• Problem to work on
Retype the data that follows line by line, exactly, and leave its pictures out.

• Supplied material
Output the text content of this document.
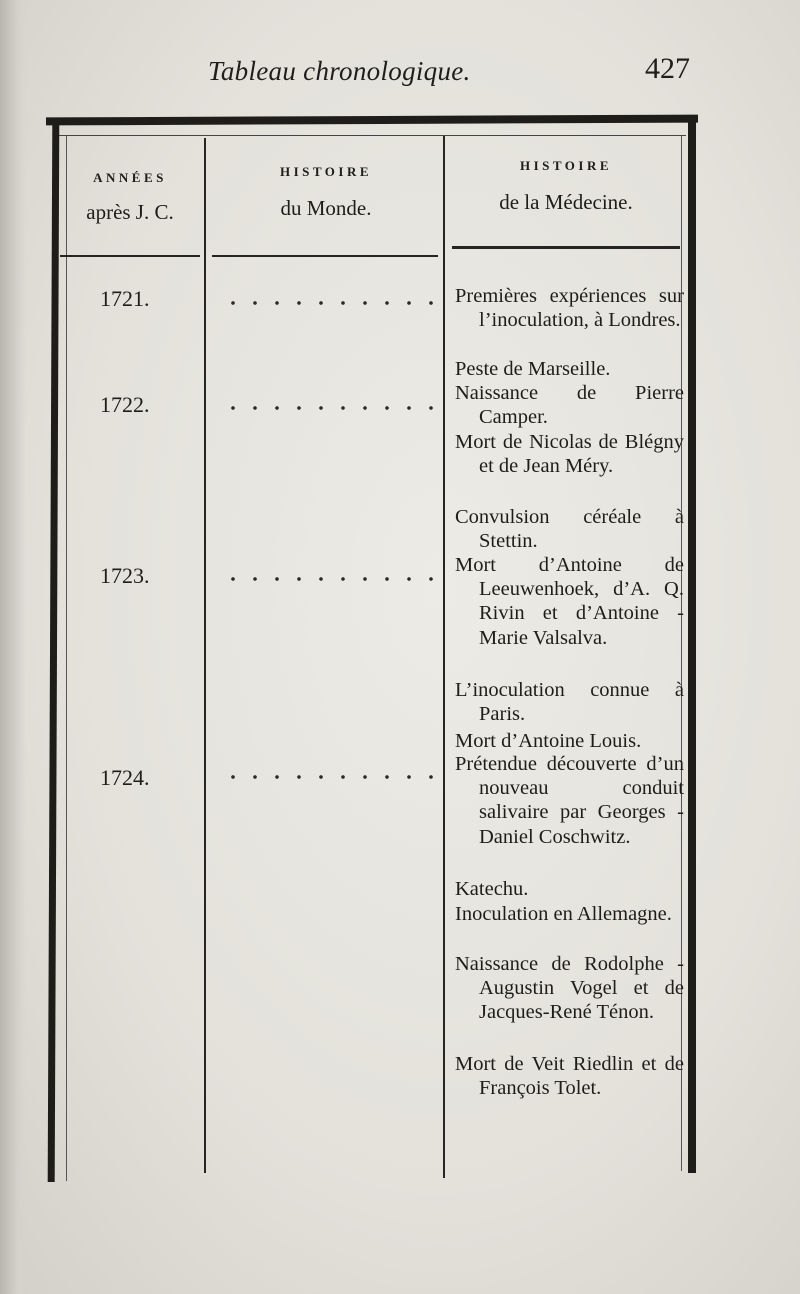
Tableau chronologique.	427
ANNÉES
après J. C.
HISTOIRE
du Monde.
HISTOIRE
de la Médecine.
1721.
1722.
1723.
1724.
Premières expériences sur l’inoculation, à Londres.
Peste de Marseille.
Naissance de Pierre Camper.
Mort de Nicolas de Blégny et de Jean Méry.
Convulsion céréale à Stettin.
Mort d’Antoine de Leeuwenhoek, d’A. Q. Rivin et d’Antoine - Marie Valsalva.
L’inoculation connue à Paris.
Mort d’Antoine Louis.
Prétendue découverte d’un nouveau conduit salivaire par Georges - Daniel Coschwitz.
Katechu.
Inoculation en Allemagne.
Naissance de Rodolphe - Augustin Vogel et de Jacques-René Ténon.
Mort de Veit Riedlin et de François Tolet.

• Output for this task
Output the text content of this document.
Tableau chronologique.	427
ANNÉES
après J. C.
HISTOIRE
du Monde.
HISTOIRE
de la Médecine.
1721.
1722.
1723.
1724.
Premières expériences sur l’inoculation, à Londres.
Peste de Marseille.
Naissance de Pierre Camper.
Mort de Nicolas de Blégny et de Jean Méry.
Convulsion céréale à Stettin.
Mort d’Antoine de Leeuwenhoek, d’A. Q. Rivin et d’Antoine - Marie Valsalva.
L’inoculation connue à Paris.
Mort d’Antoine Louis.
Prétendue découverte d’un nouveau conduit salivaire par Georges - Daniel Coschwitz.
Katechu.
Inoculation en Allemagne.
Naissance de Rodolphe - Augustin Vogel et de Jacques-René Ténon.
Mort de Veit Riedlin et de François Tolet.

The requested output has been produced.